Dataset excerpts:
※ ※ ※

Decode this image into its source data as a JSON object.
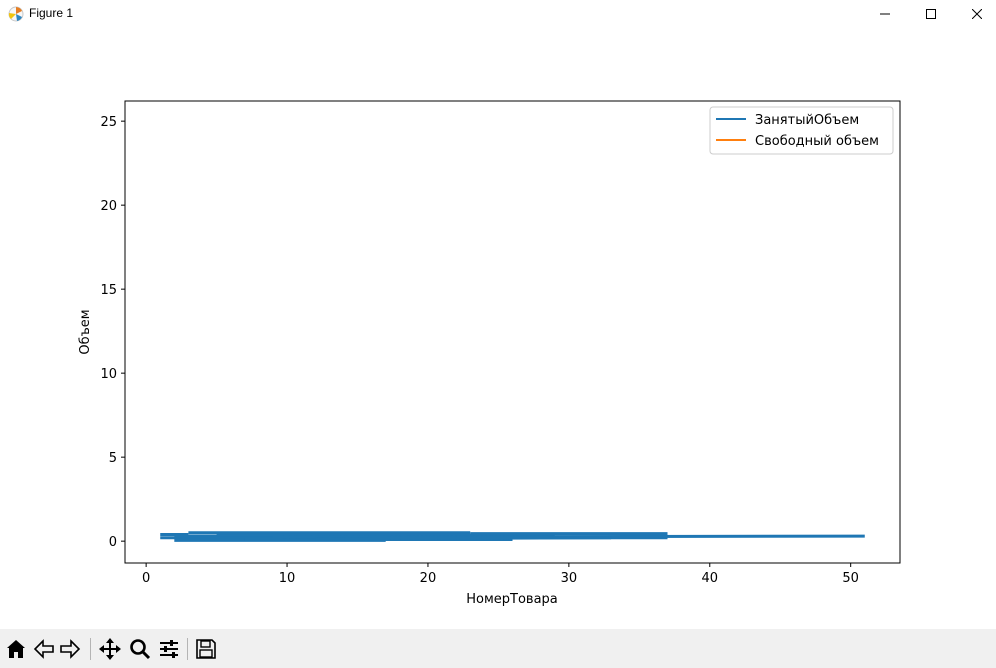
{
  "window": {
    "title": "Figure 1"
  },
  "toolbar": {
    "buttons": [
      {
        "name": "home-icon"
      },
      {
        "name": "back-arrow-icon"
      },
      {
        "name": "forward-arrow-icon"
      },
      {
        "name": "pan-icon"
      },
      {
        "name": "zoom-icon"
      },
      {
        "name": "configure-subplots-icon"
      },
      {
        "name": "save-icon"
      }
    ]
  },
  "chart_data": {
    "type": "line",
    "title": "",
    "xlabel": "НомерТовара",
    "ylabel": "Объем",
    "xlim": [
      -1.5,
      53.5
    ],
    "ylim": [
      -1.3,
      26.2
    ],
    "xticks": [
      0,
      10,
      20,
      30,
      40,
      50
    ],
    "yticks": [
      0,
      5,
      10,
      15,
      20,
      25
    ],
    "legend_position": "top-right",
    "grid": false,
    "series": [
      {
        "name": "ЗанятыйОбъем",
        "color": "#1f77b4",
        "segments": [
          [
            [
              1,
              0.4
            ],
            [
              3,
              0.4
            ]
          ],
          [
            [
              1,
              0.2
            ],
            [
              37,
              0.2
            ]
          ],
          [
            [
              3,
              0.5
            ],
            [
              23,
              0.5
            ]
          ],
          [
            [
              2,
              0.05
            ],
            [
              17,
              0.05
            ]
          ],
          [
            [
              2,
              0.3
            ],
            [
              19,
              0.3
            ]
          ],
          [
            [
              5,
              0.35
            ],
            [
              29,
              0.35
            ]
          ],
          [
            [
              7,
              0.1
            ],
            [
              26,
              0.1
            ]
          ],
          [
            [
              9,
              0.25
            ],
            [
              51,
              0.3
            ]
          ],
          [
            [
              23,
              0.45
            ],
            [
              37,
              0.45
            ]
          ],
          [
            [
              12,
              0.15
            ],
            [
              33,
              0.2
            ]
          ]
        ]
      },
      {
        "name": "Свободный объем",
        "color": "#ff7f0e",
        "segments": []
      }
    ]
  }
}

※ ※ ※

Instructions for the task:
Sift the material for lines with the string "arrow". Copy each one found.

Solution to the problem:
        "name": "back-arrow-icon"
        "name": "forward-arrow-icon"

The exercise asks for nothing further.